■ What is required:
Work out how many lines of the listing hold "crecimiento", then state only that count.
┌─ Record list
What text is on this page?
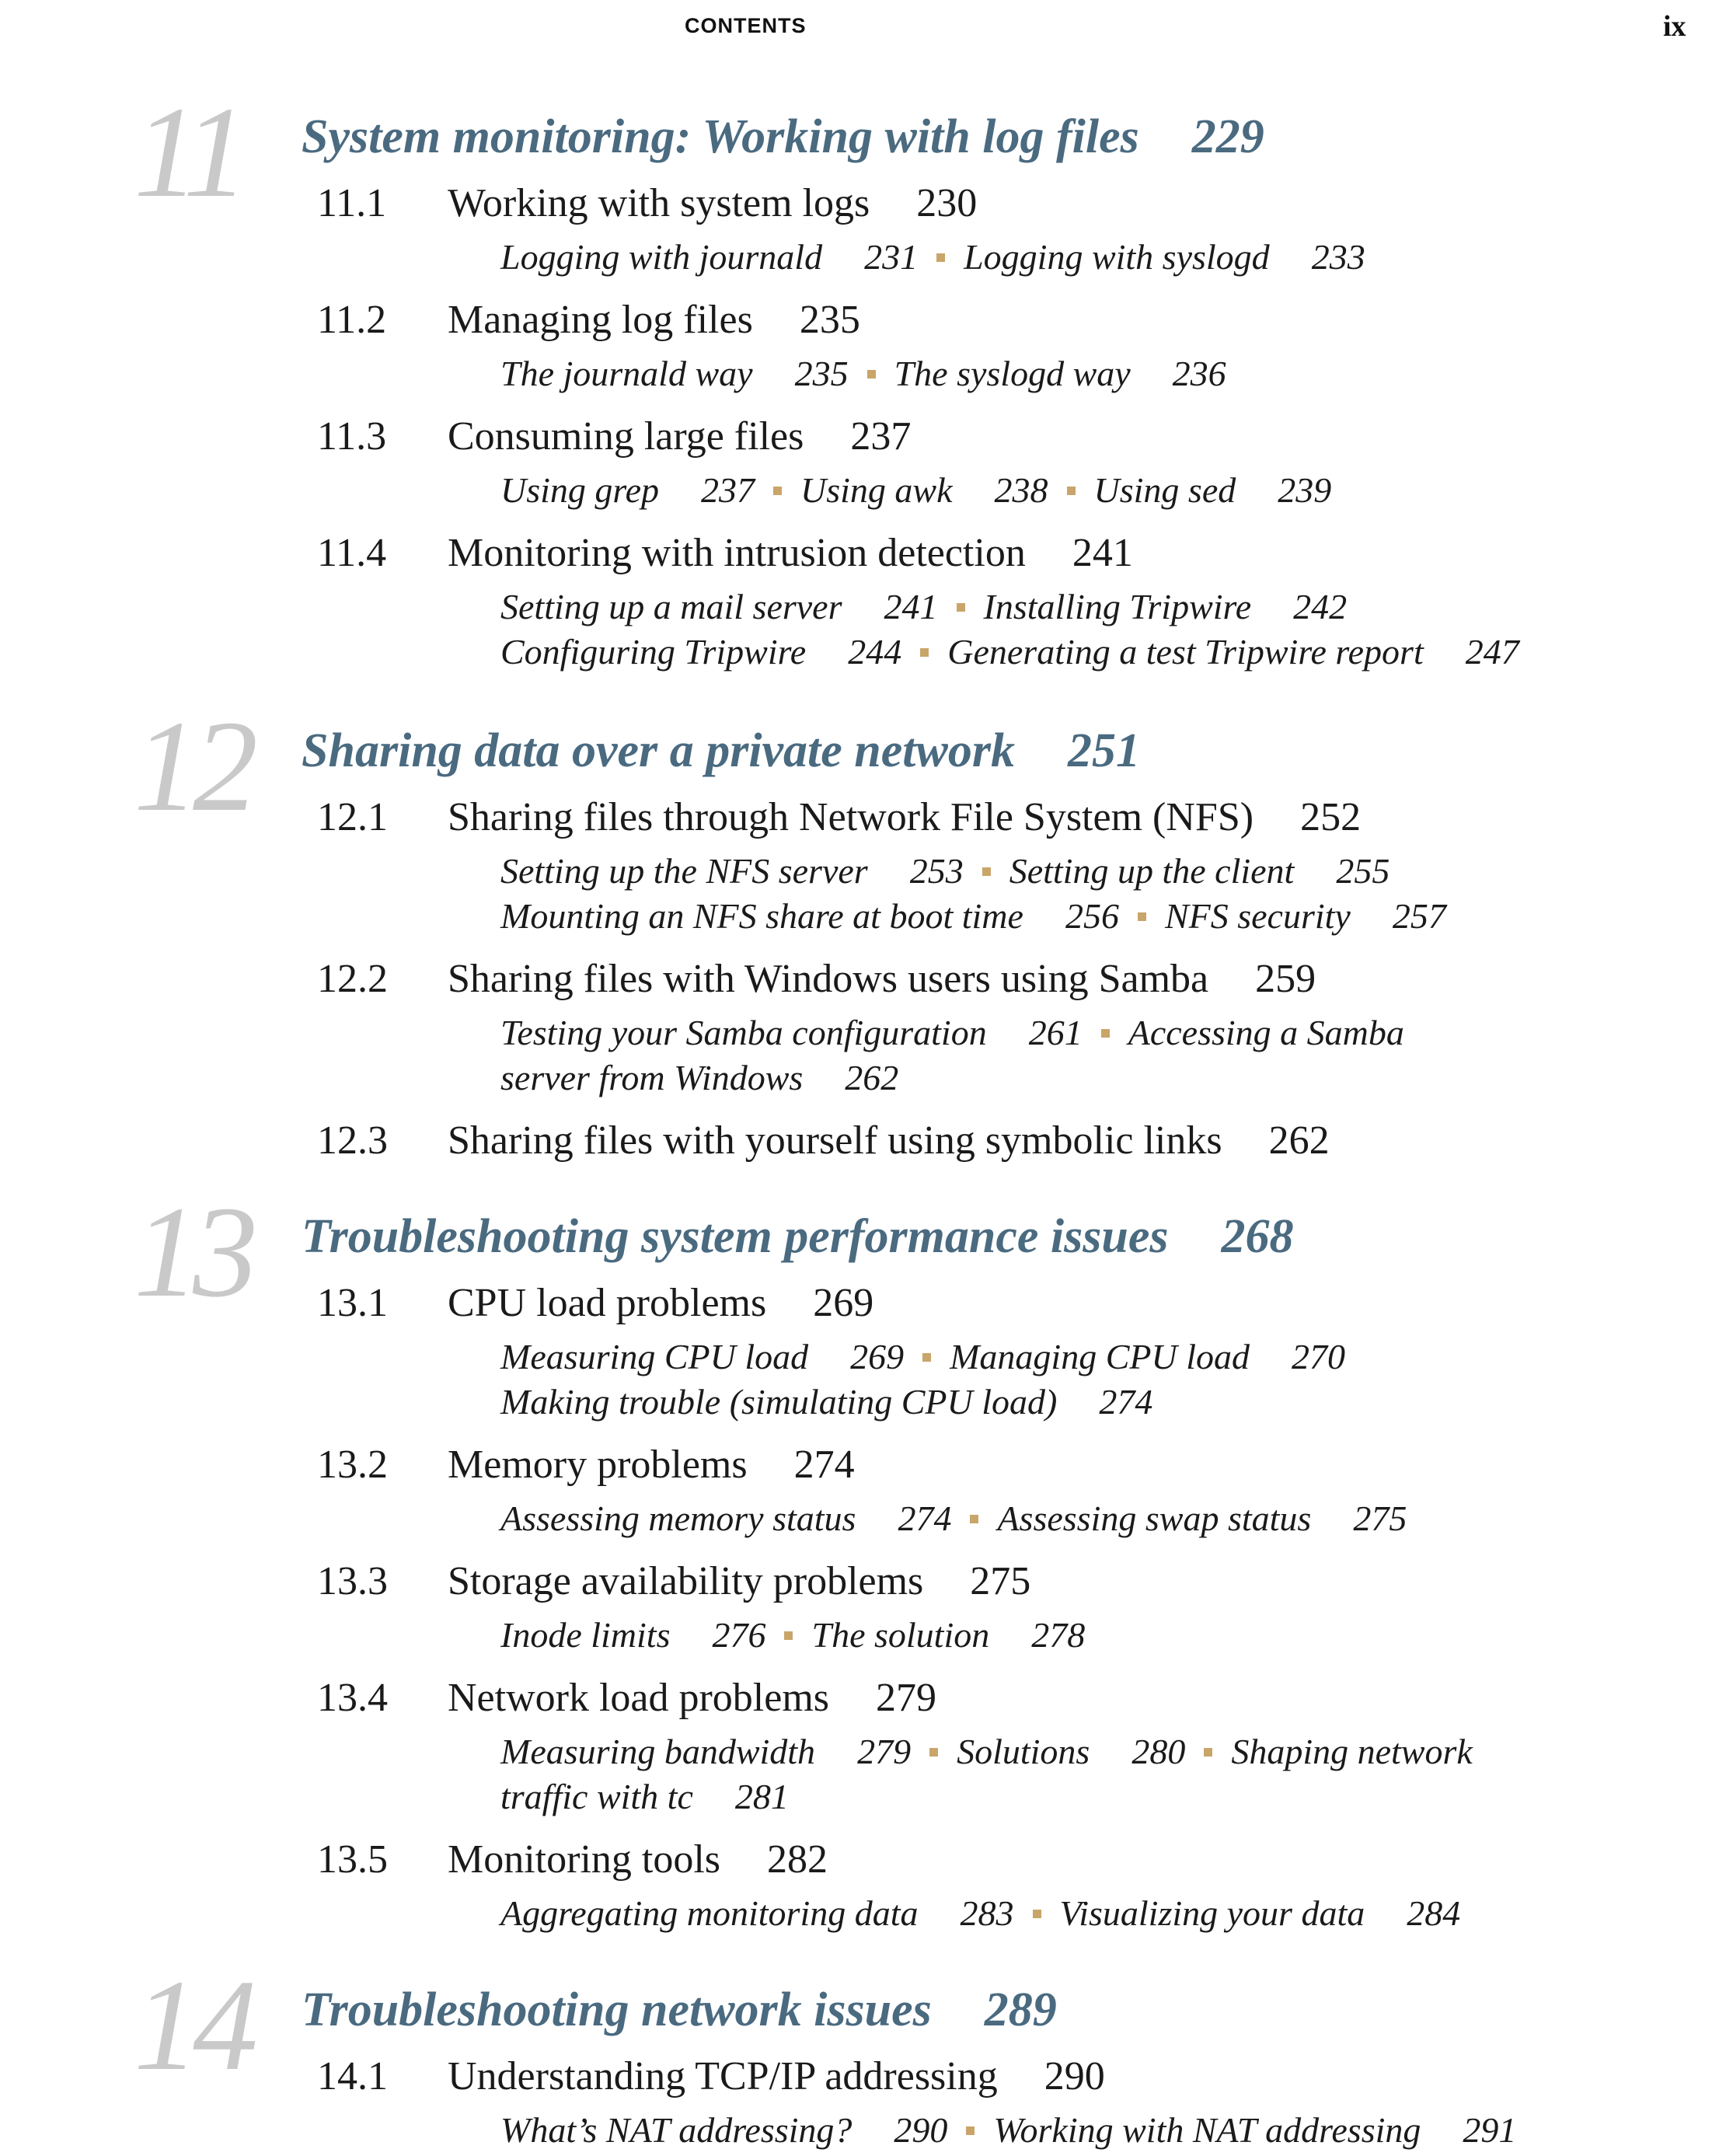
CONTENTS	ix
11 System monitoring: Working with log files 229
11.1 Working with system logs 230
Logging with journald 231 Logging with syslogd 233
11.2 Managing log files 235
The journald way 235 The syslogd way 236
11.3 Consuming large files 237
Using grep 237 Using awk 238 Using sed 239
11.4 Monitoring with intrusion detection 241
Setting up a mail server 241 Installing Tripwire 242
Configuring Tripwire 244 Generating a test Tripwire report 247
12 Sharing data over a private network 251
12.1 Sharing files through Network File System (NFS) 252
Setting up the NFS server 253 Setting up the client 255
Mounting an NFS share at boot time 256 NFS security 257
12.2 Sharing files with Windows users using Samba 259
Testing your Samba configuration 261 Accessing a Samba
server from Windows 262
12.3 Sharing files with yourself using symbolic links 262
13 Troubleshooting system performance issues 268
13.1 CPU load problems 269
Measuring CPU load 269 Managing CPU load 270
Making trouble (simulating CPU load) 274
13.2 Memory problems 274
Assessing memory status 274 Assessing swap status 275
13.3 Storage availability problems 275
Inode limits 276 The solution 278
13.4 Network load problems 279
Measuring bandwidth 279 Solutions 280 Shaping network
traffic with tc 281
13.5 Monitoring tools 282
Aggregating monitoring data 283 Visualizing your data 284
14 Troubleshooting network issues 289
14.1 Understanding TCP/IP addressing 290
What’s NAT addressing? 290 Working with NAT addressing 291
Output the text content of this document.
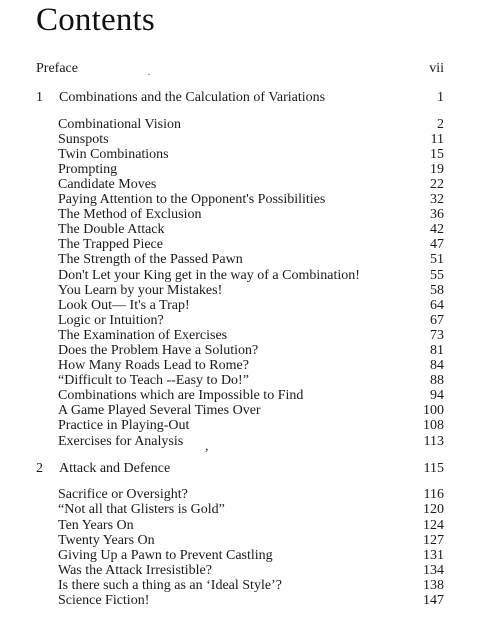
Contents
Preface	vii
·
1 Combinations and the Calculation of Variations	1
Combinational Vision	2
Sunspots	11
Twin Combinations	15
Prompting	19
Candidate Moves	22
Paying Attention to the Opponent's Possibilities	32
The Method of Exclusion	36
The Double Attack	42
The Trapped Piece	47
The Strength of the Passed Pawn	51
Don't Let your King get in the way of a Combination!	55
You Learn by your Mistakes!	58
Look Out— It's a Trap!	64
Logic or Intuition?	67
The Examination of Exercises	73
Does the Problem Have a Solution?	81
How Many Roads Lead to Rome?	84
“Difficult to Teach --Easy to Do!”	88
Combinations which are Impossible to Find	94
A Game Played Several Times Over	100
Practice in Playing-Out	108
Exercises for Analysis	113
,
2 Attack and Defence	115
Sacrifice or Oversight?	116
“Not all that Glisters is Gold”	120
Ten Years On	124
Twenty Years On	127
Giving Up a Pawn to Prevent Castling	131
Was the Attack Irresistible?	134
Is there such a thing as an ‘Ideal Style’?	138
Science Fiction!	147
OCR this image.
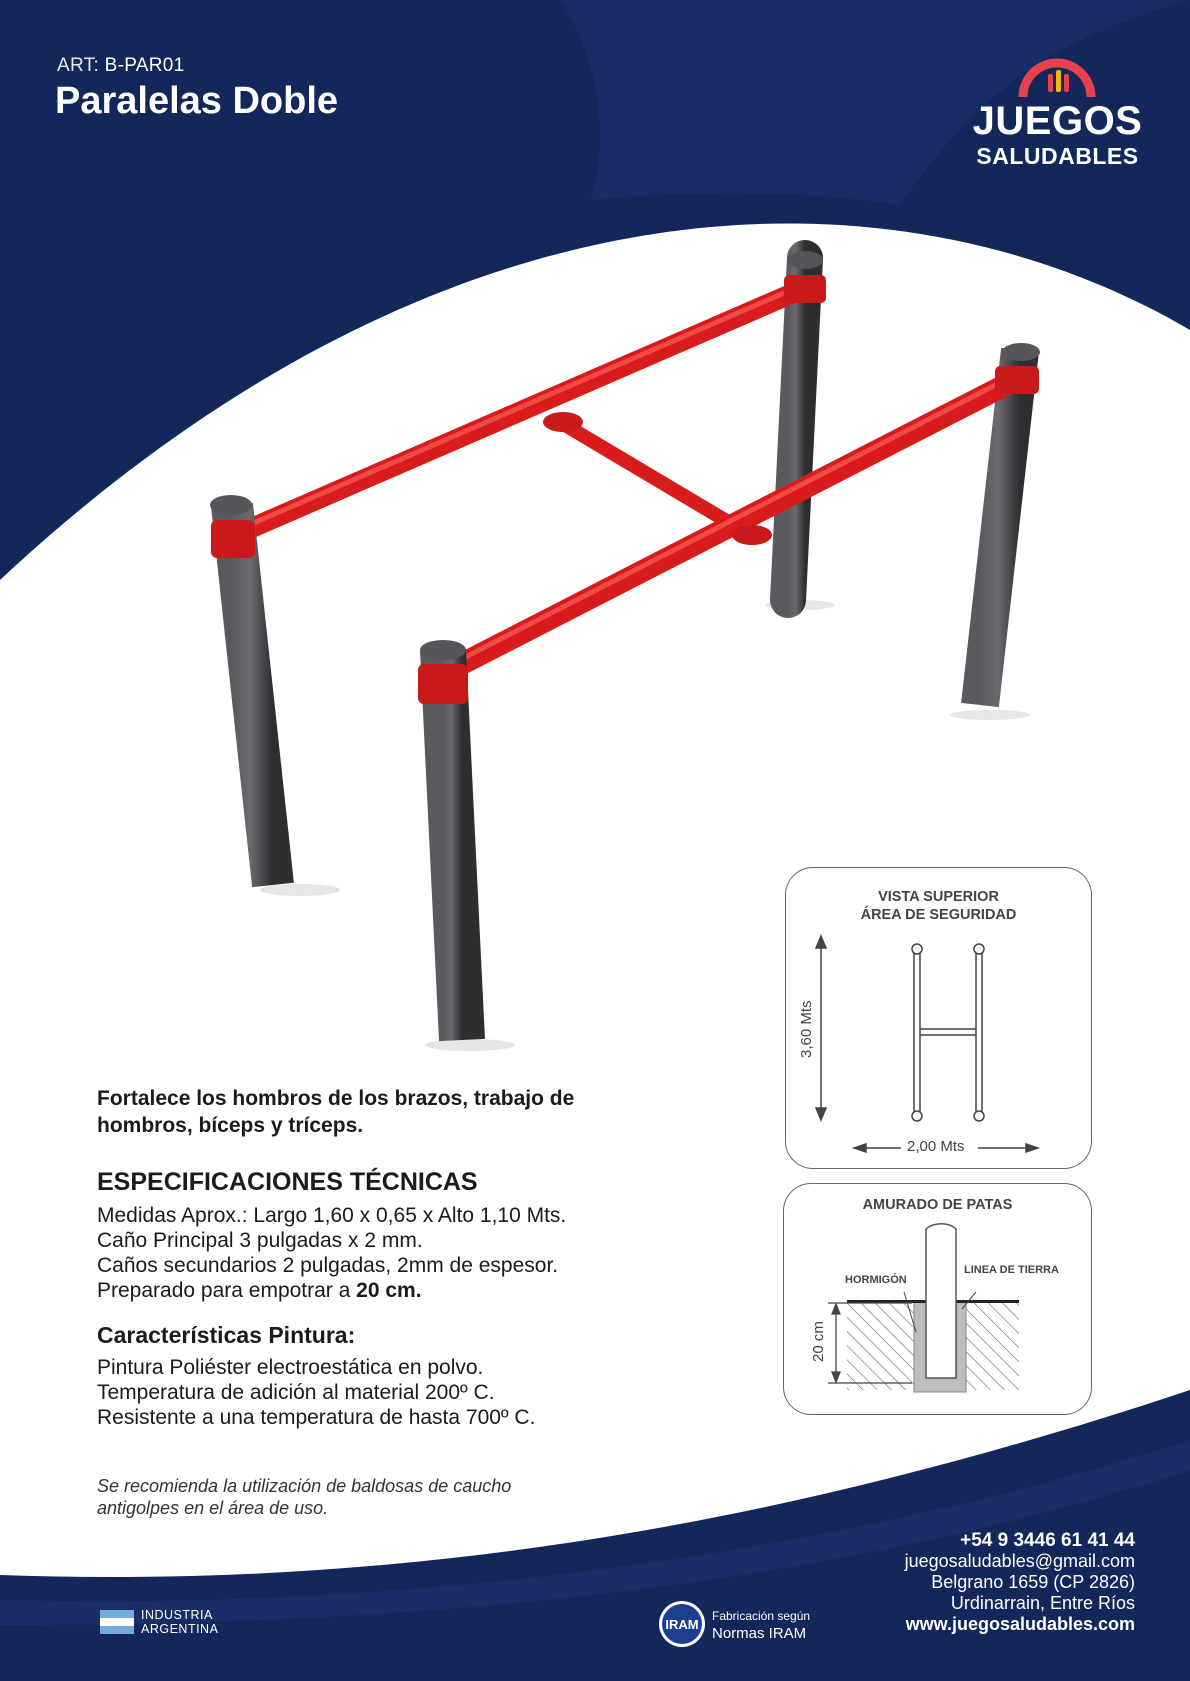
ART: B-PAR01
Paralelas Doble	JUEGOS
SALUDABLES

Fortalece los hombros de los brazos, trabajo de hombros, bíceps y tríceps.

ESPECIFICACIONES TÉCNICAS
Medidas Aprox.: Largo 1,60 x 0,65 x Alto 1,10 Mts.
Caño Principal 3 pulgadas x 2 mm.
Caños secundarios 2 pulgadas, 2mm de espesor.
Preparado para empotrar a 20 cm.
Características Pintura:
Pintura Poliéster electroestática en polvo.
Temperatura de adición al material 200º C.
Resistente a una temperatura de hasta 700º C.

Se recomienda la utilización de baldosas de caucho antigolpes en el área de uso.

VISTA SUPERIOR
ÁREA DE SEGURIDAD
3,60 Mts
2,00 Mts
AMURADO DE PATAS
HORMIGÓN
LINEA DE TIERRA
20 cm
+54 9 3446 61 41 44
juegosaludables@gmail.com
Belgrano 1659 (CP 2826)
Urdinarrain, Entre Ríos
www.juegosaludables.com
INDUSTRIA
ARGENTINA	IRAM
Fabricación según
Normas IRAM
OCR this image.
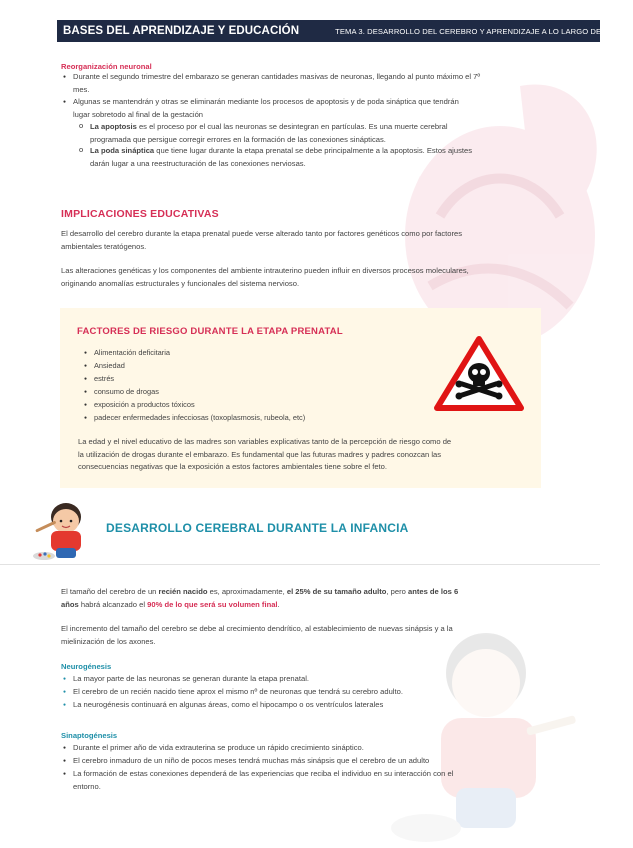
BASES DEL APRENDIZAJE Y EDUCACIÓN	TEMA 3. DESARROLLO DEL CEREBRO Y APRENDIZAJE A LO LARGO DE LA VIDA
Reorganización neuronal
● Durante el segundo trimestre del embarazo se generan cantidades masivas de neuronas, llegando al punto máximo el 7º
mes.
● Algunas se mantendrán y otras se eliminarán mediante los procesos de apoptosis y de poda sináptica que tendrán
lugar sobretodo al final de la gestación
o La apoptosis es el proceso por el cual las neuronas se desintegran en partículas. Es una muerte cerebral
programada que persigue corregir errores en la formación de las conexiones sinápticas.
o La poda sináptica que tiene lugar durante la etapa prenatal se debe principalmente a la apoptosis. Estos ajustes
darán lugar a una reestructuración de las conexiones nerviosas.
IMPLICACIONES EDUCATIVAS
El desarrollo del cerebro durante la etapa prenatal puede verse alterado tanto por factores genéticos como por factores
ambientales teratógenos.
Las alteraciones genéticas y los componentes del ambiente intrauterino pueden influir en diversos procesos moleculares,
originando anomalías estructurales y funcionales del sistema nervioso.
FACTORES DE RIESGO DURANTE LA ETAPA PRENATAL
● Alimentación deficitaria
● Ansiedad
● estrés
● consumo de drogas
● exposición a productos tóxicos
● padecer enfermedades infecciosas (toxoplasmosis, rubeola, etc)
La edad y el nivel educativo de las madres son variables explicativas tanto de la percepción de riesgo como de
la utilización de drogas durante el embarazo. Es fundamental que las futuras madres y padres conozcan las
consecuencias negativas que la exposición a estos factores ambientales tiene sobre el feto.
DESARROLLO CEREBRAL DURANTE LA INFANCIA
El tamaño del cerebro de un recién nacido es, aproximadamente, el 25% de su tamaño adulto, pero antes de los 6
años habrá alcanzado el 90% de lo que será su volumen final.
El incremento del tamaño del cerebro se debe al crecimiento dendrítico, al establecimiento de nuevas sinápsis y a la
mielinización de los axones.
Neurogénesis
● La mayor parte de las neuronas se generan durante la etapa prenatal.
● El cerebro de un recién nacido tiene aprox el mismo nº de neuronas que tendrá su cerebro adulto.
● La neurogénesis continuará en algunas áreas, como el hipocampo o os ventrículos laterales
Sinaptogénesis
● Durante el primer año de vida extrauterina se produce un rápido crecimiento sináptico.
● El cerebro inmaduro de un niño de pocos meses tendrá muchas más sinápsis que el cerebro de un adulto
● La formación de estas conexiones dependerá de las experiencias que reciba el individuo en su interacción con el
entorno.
└─
■ Task solution:
2